╭─ Available records

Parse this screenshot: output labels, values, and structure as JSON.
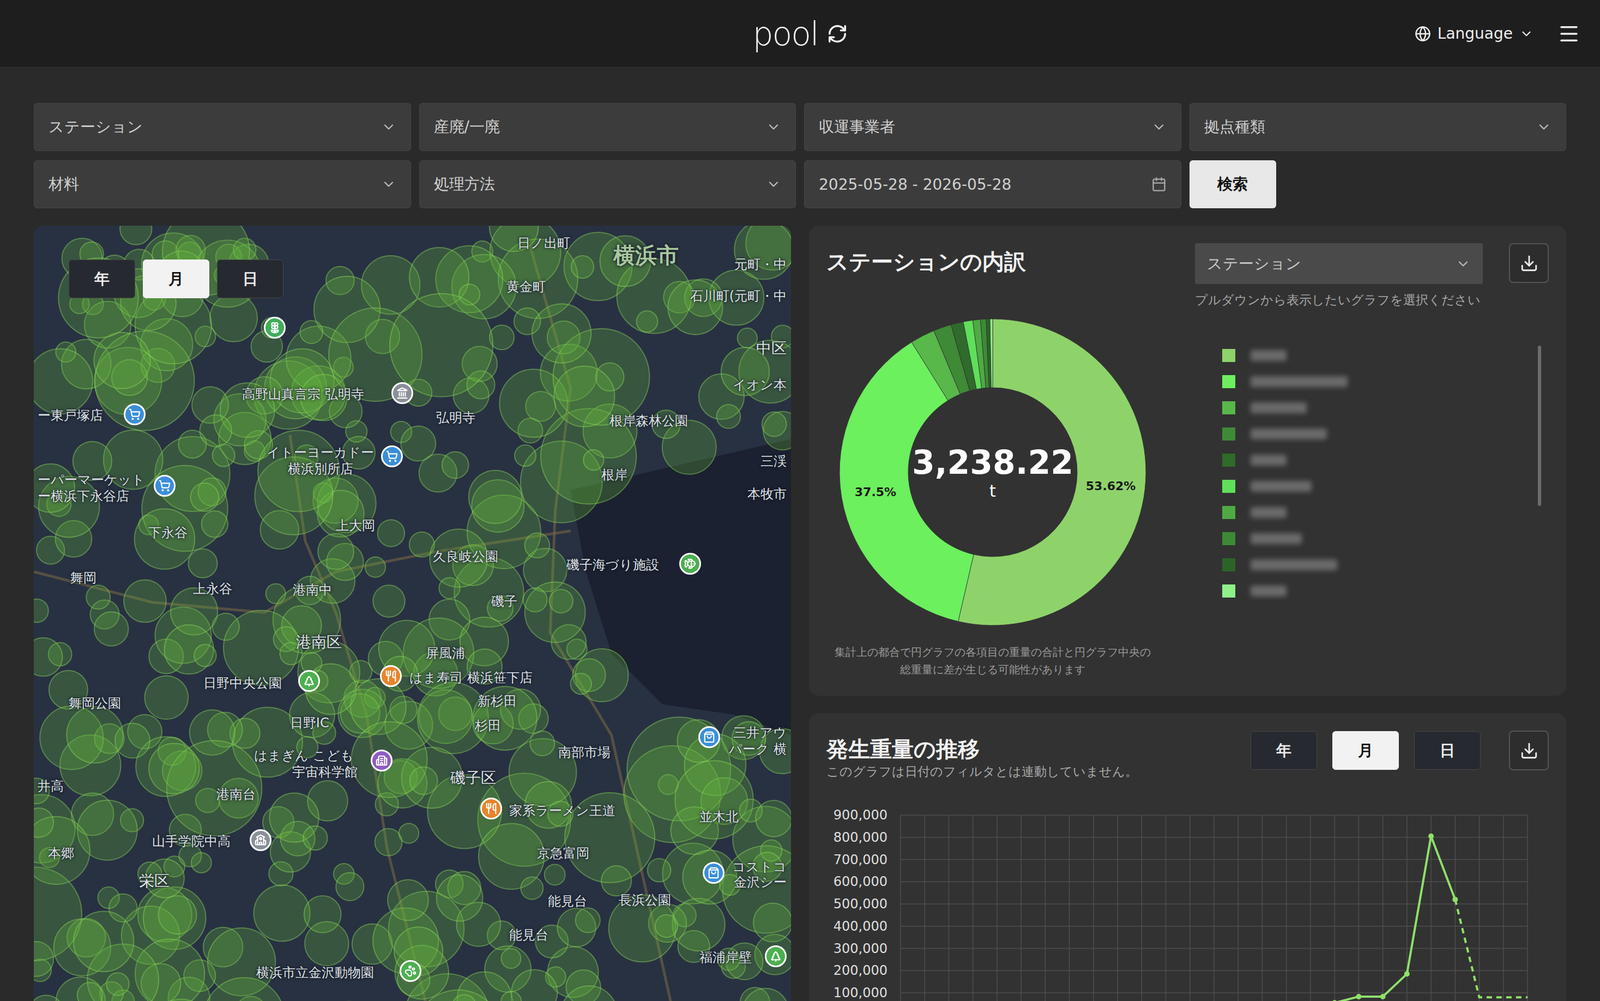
{
  "header": {
    "logo": "pool",
    "language": "Language"
  },
  "filters": [
    {
      "label": "ステーション",
      "kind": "select"
    },
    {
      "label": "産廃/一廃",
      "kind": "select"
    },
    {
      "label": "収運事業者",
      "kind": "select"
    },
    {
      "label": "拠点種類",
      "kind": "select"
    },
    {
      "label": "材料",
      "kind": "select"
    },
    {
      "label": "処理方法",
      "kind": "select"
    },
    {
      "label": "2025-05-28 - 2026-05-28",
      "kind": "date"
    }
  ],
  "search_button": "検索",
  "map": {
    "periods": [
      {
        "label": "年",
        "selected": false
      },
      {
        "label": "月",
        "selected": true
      },
      {
        "label": "日",
        "selected": false
      }
    ],
    "labels": [
      {
        "text": "横浜市",
        "kind": "city"
      },
      {
        "text": "日ノ出町",
        "kind": "place"
      },
      {
        "text": "黄金町",
        "kind": "place"
      },
      {
        "text": "元町・中",
        "kind": "place"
      },
      {
        "text": "石川町(元町・中",
        "kind": "place"
      },
      {
        "text": "中区",
        "kind": "area"
      },
      {
        "text": "イオン本",
        "kind": "place"
      },
      {
        "text": "高野山真言宗 弘明寺",
        "kind": "place"
      },
      {
        "text": "弘明寺",
        "kind": "place"
      },
      {
        "text": "根岸森林公園",
        "kind": "place"
      },
      {
        "text": "ー東戸塚店",
        "kind": "place"
      },
      {
        "text": "イトーヨーカドー",
        "kind": "place"
      },
      {
        "text": "横浜別所店",
        "kind": "place"
      },
      {
        "text": "根岸",
        "kind": "place"
      },
      {
        "text": "本牧市",
        "kind": "place"
      },
      {
        "text": "三渓",
        "kind": "place"
      },
      {
        "text": "ーパーマーケット",
        "kind": "place"
      },
      {
        "text": "ー横浜下永谷店",
        "kind": "place"
      },
      {
        "text": "下永谷",
        "kind": "place"
      },
      {
        "text": "上大岡",
        "kind": "place"
      },
      {
        "text": "久良岐公園",
        "kind": "place"
      },
      {
        "text": "磯子海づり施設",
        "kind": "place"
      },
      {
        "text": "舞岡",
        "kind": "place"
      },
      {
        "text": "上永谷",
        "kind": "place"
      },
      {
        "text": "港南中",
        "kind": "place"
      },
      {
        "text": "磯子",
        "kind": "place"
      },
      {
        "text": "港南区",
        "kind": "area"
      },
      {
        "text": "屏風浦",
        "kind": "place"
      },
      {
        "text": "はま寿司 横浜笹下店",
        "kind": "place"
      },
      {
        "text": "新杉田",
        "kind": "place"
      },
      {
        "text": "杉田",
        "kind": "place"
      },
      {
        "text": "日野中央公園",
        "kind": "place"
      },
      {
        "text": "舞岡公園",
        "kind": "place"
      },
      {
        "text": "日野IC",
        "kind": "place"
      },
      {
        "text": "三井アウ",
        "kind": "place"
      },
      {
        "text": "パーク 横",
        "kind": "place"
      },
      {
        "text": "はまぎん こども",
        "kind": "place"
      },
      {
        "text": "宇宙科学館",
        "kind": "place"
      },
      {
        "text": "南部市場",
        "kind": "place"
      },
      {
        "text": "磯子区",
        "kind": "area"
      },
      {
        "text": "港南台",
        "kind": "place"
      },
      {
        "text": "井高",
        "kind": "place"
      },
      {
        "text": "家系ラーメン王道",
        "kind": "place"
      },
      {
        "text": "並木北",
        "kind": "place"
      },
      {
        "text": "山手学院中高",
        "kind": "place"
      },
      {
        "text": "京急富岡",
        "kind": "place"
      },
      {
        "text": "本郷",
        "kind": "place"
      },
      {
        "text": "コストコ",
        "kind": "place"
      },
      {
        "text": "金沢シー",
        "kind": "place"
      },
      {
        "text": "栄区",
        "kind": "area"
      },
      {
        "text": "能見台",
        "kind": "place"
      },
      {
        "text": "長浜公園",
        "kind": "place"
      },
      {
        "text": "能見台",
        "kind": "place"
      },
      {
        "text": "福浦岸壁",
        "kind": "place"
      },
      {
        "text": "横浜市立金沢動物園",
        "kind": "place"
      }
    ],
    "pins": [
      {
        "kind": "flower",
        "color": "#3fae5a"
      },
      {
        "kind": "temple",
        "color": "#8a8f98"
      },
      {
        "kind": "shop",
        "color": "#3b8fd9"
      },
      {
        "kind": "shop",
        "color": "#3b8fd9"
      },
      {
        "kind": "shop",
        "color": "#3b8fd9"
      },
      {
        "kind": "fishing",
        "color": "#4caf50"
      },
      {
        "kind": "park",
        "color": "#4caf50"
      },
      {
        "kind": "food",
        "color": "#e8842c"
      },
      {
        "kind": "museum",
        "color": "#8e5cc4"
      },
      {
        "kind": "food",
        "color": "#e8842c"
      },
      {
        "kind": "bag",
        "color": "#3b8fd9"
      },
      {
        "kind": "bag",
        "color": "#3b8fd9"
      },
      {
        "kind": "school",
        "color": "#8a9099"
      },
      {
        "kind": "zoo",
        "color": "#4caf50"
      },
      {
        "kind": "park",
        "color": "#4caf50"
      }
    ]
  },
  "breakdown": {
    "title": "ステーションの内訳",
    "select": "ステーション",
    "hint": "プルダウンから表示したいグラフを選択ください",
    "total": "3,238.22",
    "unit": "t",
    "segments": [
      {
        "value": 53.62,
        "label": "53.62%",
        "color": "#8ed36a"
      },
      {
        "value": 37.5,
        "label": "37.5%",
        "color": "#6cf05e"
      },
      {
        "value": 2.6,
        "color": "#58b84a"
      },
      {
        "value": 1.9,
        "color": "#3f8a36"
      },
      {
        "value": 1.3,
        "color": "#2f6b2a"
      },
      {
        "value": 1.0,
        "color": "#5ee05a"
      },
      {
        "value": 0.8,
        "color": "#4faa44"
      },
      {
        "value": 0.6,
        "color": "#3d8a34"
      },
      {
        "value": 0.4,
        "color": "#2c6428"
      },
      {
        "value": 0.28,
        "color": "#8ff08a"
      }
    ],
    "note": [
      "集計上の都合で円グラフの各項目の重量の合計と円グラフ中央の",
      "総重量に差が生じる可能性があります"
    ]
  },
  "trend": {
    "title": "発生重量の推移",
    "subtitle": "このグラフは日付のフィルタとは連動していません。",
    "periods": [
      {
        "label": "年",
        "selected": false
      },
      {
        "label": "月",
        "selected": true
      },
      {
        "label": "日",
        "selected": false
      }
    ],
    "y_ticks": [
      "900,000",
      "800,000",
      "700,000",
      "600,000",
      "500,000",
      "400,000",
      "300,000",
      "200,000",
      "100,000"
    ],
    "actual": [
      0,
      0,
      0,
      0,
      0,
      0,
      0,
      0,
      0,
      0,
      0,
      0,
      0,
      0,
      0,
      0,
      0,
      0,
      55000,
      83000,
      83000,
      185000,
      805000,
      520000
    ],
    "forecast": [
      80000,
      80000,
      80000
    ]
  }
}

╰─

Short task. Reproduce the entries above word for word. Pictures stay out.

Result of this task.
Parse this screenshot: output labels, values, and structure as JSON.
{
  "header": {
    "logo": "pool",
    "language": "Language"
  },
  "filters": [
    {
      "label": "ステーション",
      "kind": "select"
    },
    {
      "label": "産廃/一廃",
      "kind": "select"
    },
    {
      "label": "収運事業者",
      "kind": "select"
    },
    {
      "label": "拠点種類",
      "kind": "select"
    },
    {
      "label": "材料",
      "kind": "select"
    },
    {
      "label": "処理方法",
      "kind": "select"
    },
    {
      "label": "2025-05-28 - 2026-05-28",
      "kind": "date"
    }
  ],
  "search_button": "検索",
  "map": {
    "periods": [
      {
        "label": "年",
        "selected": false
      },
      {
        "label": "月",
        "selected": true
      },
      {
        "label": "日",
        "selected": false
      }
    ],
    "labels": [
      {
        "text": "横浜市",
        "kind": "city"
      },
      {
        "text": "日ノ出町",
        "kind": "place"
      },
      {
        "text": "黄金町",
        "kind": "place"
      },
      {
        "text": "元町・中",
        "kind": "place"
      },
      {
        "text": "石川町(元町・中",
        "kind": "place"
      },
      {
        "text": "中区",
        "kind": "area"
      },
      {
        "text": "イオン本",
        "kind": "place"
      },
      {
        "text": "高野山真言宗 弘明寺",
        "kind": "place"
      },
      {
        "text": "弘明寺",
        "kind": "place"
      },
      {
        "text": "根岸森林公園",
        "kind": "place"
      },
      {
        "text": "ー東戸塚店",
        "kind": "place"
      },
      {
        "text": "イトーヨーカドー",
        "kind": "place"
      },
      {
        "text": "横浜別所店",
        "kind": "place"
      },
      {
        "text": "根岸",
        "kind": "place"
      },
      {
        "text": "本牧市",
        "kind": "place"
      },
      {
        "text": "三渓",
        "kind": "place"
      },
      {
        "text": "ーパーマーケット",
        "kind": "place"
      },
      {
        "text": "ー横浜下永谷店",
        "kind": "place"
      },
      {
        "text": "下永谷",
        "kind": "place"
      },
      {
        "text": "上大岡",
        "kind": "place"
      },
      {
        "text": "久良岐公園",
        "kind": "place"
      },
      {
        "text": "磯子海づり施設",
        "kind": "place"
      },
      {
        "text": "舞岡",
        "kind": "place"
      },
      {
        "text": "上永谷",
        "kind": "place"
      },
      {
        "text": "港南中",
        "kind": "place"
      },
      {
        "text": "磯子",
        "kind": "place"
      },
      {
        "text": "港南区",
        "kind": "area"
      },
      {
        "text": "屏風浦",
        "kind": "place"
      },
      {
        "text": "はま寿司 横浜笹下店",
        "kind": "place"
      },
      {
        "text": "新杉田",
        "kind": "place"
      },
      {
        "text": "杉田",
        "kind": "place"
      },
      {
        "text": "日野中央公園",
        "kind": "place"
      },
      {
        "text": "舞岡公園",
        "kind": "place"
      },
      {
        "text": "日野IC",
        "kind": "place"
      },
      {
        "text": "三井アウ",
        "kind": "place"
      },
      {
        "text": "パーク 横",
        "kind": "place"
      },
      {
        "text": "はまぎん こども",
        "kind": "place"
      },
      {
        "text": "宇宙科学館",
        "kind": "place"
      },
      {
        "text": "南部市場",
        "kind": "place"
      },
      {
        "text": "磯子区",
        "kind": "area"
      },
      {
        "text": "港南台",
        "kind": "place"
      },
      {
        "text": "井高",
        "kind": "place"
      },
      {
        "text": "家系ラーメン王道",
        "kind": "place"
      },
      {
        "text": "並木北",
        "kind": "place"
      },
      {
        "text": "山手学院中高",
        "kind": "place"
      },
      {
        "text": "京急富岡",
        "kind": "place"
      },
      {
        "text": "本郷",
        "kind": "place"
      },
      {
        "text": "コストコ",
        "kind": "place"
      },
      {
        "text": "金沢シー",
        "kind": "place"
      },
      {
        "text": "栄区",
        "kind": "area"
      },
      {
        "text": "能見台",
        "kind": "place"
      },
      {
        "text": "長浜公園",
        "kind": "place"
      },
      {
        "text": "能見台",
        "kind": "place"
      },
      {
        "text": "福浦岸壁",
        "kind": "place"
      },
      {
        "text": "横浜市立金沢動物園",
        "kind": "place"
      }
    ],
    "pins": [
      {
        "kind": "flower",
        "color": "#3fae5a"
      },
      {
        "kind": "temple",
        "color": "#8a8f98"
      },
      {
        "kind": "shop",
        "color": "#3b8fd9"
      },
      {
        "kind": "shop",
        "color": "#3b8fd9"
      },
      {
        "kind": "shop",
        "color": "#3b8fd9"
      },
      {
        "kind": "fishing",
        "color": "#4caf50"
      },
      {
        "kind": "park",
        "color": "#4caf50"
      },
      {
        "kind": "food",
        "color": "#e8842c"
      },
      {
        "kind": "museum",
        "color": "#8e5cc4"
      },
      {
        "kind": "food",
        "color": "#e8842c"
      },
      {
        "kind": "bag",
        "color": "#3b8fd9"
      },
      {
        "kind": "bag",
        "color": "#3b8fd9"
      },
      {
        "kind": "school",
        "color": "#8a9099"
      },
      {
        "kind": "zoo",
        "color": "#4caf50"
      },
      {
        "kind": "park",
        "color": "#4caf50"
      }
    ]
  },
  "breakdown": {
    "title": "ステーションの内訳",
    "select": "ステーション",
    "hint": "プルダウンから表示したいグラフを選択ください",
    "total": "3,238.22",
    "unit": "t",
    "segments": [
      {
        "value": 53.62,
        "label": "53.62%",
        "color": "#8ed36a"
      },
      {
        "value": 37.5,
        "label": "37.5%",
        "color": "#6cf05e"
      },
      {
        "value": 2.6,
        "color": "#58b84a"
      },
      {
        "value": 1.9,
        "color": "#3f8a36"
      },
      {
        "value": 1.3,
        "color": "#2f6b2a"
      },
      {
        "value": 1.0,
        "color": "#5ee05a"
      },
      {
        "value": 0.8,
        "color": "#4faa44"
      },
      {
        "value": 0.6,
        "color": "#3d8a34"
      },
      {
        "value": 0.4,
        "color": "#2c6428"
      },
      {
        "value": 0.28,
        "color": "#8ff08a"
      }
    ],
    "note": [
      "集計上の都合で円グラフの各項目の重量の合計と円グラフ中央の",
      "総重量に差が生じる可能性があります"
    ]
  },
  "trend": {
    "title": "発生重量の推移",
    "subtitle": "このグラフは日付のフィルタとは連動していません。",
    "periods": [
      {
        "label": "年",
        "selected": false
      },
      {
        "label": "月",
        "selected": true
      },
      {
        "label": "日",
        "selected": false
      }
    ],
    "y_ticks": [
      "900,000",
      "800,000",
      "700,000",
      "600,000",
      "500,000",
      "400,000",
      "300,000",
      "200,000",
      "100,000"
    ],
    "actual": [
      0,
      0,
      0,
      0,
      0,
      0,
      0,
      0,
      0,
      0,
      0,
      0,
      0,
      0,
      0,
      0,
      0,
      0,
      55000,
      83000,
      83000,
      185000,
      805000,
      520000
    ],
    "forecast": [
      80000,
      80000,
      80000
    ]
  }
}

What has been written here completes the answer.